-- BEGIN Provided records --
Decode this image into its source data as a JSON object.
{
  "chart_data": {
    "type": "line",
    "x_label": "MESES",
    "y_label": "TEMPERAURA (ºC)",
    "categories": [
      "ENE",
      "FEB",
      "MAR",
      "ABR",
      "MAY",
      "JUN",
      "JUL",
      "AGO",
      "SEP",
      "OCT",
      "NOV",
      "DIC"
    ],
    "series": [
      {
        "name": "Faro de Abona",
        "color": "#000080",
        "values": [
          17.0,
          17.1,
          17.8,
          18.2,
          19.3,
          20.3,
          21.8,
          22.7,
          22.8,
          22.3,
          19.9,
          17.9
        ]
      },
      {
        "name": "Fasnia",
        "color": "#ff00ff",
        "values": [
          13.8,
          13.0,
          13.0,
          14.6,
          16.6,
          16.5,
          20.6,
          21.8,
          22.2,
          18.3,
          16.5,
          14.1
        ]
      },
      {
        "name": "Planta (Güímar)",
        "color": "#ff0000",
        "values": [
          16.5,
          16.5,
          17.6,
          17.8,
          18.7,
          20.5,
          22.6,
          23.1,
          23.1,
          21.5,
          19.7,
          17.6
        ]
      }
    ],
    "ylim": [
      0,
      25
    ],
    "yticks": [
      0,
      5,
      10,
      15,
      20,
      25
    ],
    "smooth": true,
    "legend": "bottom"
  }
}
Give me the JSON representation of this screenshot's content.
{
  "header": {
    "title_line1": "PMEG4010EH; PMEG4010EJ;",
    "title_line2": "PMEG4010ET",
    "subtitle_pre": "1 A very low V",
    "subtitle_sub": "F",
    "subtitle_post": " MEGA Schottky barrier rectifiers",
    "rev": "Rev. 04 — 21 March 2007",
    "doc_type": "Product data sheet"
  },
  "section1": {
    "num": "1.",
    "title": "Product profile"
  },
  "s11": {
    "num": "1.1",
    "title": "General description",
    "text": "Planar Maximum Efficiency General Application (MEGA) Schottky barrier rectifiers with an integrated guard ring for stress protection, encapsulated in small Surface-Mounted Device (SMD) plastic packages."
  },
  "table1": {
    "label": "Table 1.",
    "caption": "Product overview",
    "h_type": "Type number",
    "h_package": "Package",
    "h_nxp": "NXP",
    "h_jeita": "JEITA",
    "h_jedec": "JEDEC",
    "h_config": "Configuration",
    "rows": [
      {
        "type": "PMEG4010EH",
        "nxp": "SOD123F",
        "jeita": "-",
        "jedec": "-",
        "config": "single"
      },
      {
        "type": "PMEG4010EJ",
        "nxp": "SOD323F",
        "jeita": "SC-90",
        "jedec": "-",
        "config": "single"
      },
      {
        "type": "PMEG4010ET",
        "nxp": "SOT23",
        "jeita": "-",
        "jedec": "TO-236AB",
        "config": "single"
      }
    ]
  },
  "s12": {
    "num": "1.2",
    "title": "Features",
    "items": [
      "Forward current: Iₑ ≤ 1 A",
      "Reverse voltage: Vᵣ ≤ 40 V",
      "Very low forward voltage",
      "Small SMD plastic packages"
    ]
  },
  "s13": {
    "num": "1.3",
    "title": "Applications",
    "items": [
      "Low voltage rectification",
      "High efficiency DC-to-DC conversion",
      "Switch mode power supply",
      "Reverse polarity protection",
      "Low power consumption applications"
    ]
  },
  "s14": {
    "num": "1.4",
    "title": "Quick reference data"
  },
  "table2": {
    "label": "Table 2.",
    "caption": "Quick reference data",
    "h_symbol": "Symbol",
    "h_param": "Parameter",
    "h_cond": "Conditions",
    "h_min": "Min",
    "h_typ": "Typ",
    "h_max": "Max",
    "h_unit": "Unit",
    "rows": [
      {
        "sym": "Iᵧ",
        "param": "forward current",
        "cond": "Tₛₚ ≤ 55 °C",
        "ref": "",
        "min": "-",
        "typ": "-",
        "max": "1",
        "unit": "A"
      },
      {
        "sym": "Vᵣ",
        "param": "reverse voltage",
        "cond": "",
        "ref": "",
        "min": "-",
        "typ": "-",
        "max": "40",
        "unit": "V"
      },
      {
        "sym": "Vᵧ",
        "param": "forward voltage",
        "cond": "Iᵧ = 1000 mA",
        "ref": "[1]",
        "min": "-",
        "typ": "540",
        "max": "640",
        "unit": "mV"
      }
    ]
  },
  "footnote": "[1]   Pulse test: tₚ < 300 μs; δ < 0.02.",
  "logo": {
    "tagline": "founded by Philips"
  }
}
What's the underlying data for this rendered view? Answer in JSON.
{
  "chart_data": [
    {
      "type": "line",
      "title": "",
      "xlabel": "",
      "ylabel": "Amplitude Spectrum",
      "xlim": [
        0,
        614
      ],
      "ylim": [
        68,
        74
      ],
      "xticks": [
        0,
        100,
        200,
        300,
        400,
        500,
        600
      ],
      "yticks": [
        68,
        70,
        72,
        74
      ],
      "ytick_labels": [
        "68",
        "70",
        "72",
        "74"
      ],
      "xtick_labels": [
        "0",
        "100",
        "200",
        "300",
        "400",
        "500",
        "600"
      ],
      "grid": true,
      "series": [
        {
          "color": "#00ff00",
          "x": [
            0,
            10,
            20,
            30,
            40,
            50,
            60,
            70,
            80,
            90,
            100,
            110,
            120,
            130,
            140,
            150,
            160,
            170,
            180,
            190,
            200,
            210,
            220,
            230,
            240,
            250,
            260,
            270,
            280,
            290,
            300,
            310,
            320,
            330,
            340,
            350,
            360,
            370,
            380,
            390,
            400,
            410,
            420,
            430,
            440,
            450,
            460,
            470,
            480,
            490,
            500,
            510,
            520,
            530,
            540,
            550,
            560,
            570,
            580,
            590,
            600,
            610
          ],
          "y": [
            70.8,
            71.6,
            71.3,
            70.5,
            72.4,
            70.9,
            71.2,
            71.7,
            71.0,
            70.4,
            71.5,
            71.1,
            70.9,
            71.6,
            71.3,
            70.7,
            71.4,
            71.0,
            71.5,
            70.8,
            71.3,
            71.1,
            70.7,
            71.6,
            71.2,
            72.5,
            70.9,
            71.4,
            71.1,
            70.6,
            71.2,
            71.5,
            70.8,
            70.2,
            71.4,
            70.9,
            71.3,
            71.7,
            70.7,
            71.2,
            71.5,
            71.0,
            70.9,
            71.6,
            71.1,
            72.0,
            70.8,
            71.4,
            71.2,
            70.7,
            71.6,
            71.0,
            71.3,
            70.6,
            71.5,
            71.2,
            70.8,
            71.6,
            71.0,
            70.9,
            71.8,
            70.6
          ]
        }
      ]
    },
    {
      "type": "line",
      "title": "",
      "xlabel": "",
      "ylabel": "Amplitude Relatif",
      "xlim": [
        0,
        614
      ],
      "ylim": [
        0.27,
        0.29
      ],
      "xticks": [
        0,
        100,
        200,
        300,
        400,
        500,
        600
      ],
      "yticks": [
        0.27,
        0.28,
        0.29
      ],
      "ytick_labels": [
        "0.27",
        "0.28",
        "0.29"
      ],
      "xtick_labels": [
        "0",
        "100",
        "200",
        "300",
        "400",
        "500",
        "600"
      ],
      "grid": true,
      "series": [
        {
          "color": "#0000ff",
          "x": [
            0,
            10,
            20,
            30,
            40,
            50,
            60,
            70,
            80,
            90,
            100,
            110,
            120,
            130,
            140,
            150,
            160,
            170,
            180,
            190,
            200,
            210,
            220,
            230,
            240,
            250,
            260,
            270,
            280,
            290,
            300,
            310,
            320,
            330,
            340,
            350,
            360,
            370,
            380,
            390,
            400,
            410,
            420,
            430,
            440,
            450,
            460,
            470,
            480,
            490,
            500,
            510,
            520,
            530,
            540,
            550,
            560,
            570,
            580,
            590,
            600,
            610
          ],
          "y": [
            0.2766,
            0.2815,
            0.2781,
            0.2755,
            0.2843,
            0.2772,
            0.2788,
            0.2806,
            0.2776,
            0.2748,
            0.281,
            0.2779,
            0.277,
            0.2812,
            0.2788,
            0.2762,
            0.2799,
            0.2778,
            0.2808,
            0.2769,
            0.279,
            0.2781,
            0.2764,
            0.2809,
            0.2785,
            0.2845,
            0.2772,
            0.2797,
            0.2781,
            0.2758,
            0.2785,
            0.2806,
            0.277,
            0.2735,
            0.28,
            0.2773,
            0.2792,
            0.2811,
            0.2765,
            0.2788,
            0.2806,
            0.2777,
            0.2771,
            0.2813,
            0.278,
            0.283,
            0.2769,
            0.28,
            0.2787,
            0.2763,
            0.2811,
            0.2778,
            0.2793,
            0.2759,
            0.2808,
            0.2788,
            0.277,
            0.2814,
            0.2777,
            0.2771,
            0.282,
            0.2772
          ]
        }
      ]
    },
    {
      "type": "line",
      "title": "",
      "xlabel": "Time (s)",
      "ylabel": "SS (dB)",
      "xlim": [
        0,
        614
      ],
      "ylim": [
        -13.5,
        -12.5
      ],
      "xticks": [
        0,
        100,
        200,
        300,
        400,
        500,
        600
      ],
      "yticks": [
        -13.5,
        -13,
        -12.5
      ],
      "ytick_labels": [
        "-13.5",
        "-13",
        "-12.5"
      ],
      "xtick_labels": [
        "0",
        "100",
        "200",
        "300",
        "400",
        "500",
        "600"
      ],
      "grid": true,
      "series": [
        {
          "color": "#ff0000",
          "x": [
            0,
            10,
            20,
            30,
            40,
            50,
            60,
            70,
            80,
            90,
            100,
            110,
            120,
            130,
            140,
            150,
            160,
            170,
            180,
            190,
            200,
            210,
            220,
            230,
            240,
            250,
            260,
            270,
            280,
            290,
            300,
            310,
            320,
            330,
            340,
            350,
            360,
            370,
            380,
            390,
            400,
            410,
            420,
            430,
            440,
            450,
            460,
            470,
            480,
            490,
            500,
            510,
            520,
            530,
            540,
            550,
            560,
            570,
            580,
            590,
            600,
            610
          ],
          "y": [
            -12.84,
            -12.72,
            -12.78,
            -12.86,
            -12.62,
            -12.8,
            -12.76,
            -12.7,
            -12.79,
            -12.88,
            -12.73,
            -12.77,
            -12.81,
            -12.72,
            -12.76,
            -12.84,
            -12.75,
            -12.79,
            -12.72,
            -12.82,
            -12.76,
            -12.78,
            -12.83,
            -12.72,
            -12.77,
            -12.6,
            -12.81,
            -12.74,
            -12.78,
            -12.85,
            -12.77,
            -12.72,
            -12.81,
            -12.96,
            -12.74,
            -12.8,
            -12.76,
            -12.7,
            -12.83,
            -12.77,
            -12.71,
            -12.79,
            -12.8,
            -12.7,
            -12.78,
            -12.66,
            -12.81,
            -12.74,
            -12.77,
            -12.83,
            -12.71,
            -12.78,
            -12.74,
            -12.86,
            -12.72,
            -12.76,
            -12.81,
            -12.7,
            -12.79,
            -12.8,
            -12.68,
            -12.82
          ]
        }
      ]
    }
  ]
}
-- END Provided records --
Problem to solve:
Across the preceding material, how many lines contain the word "voltage"? State the number alone.

The solution:
5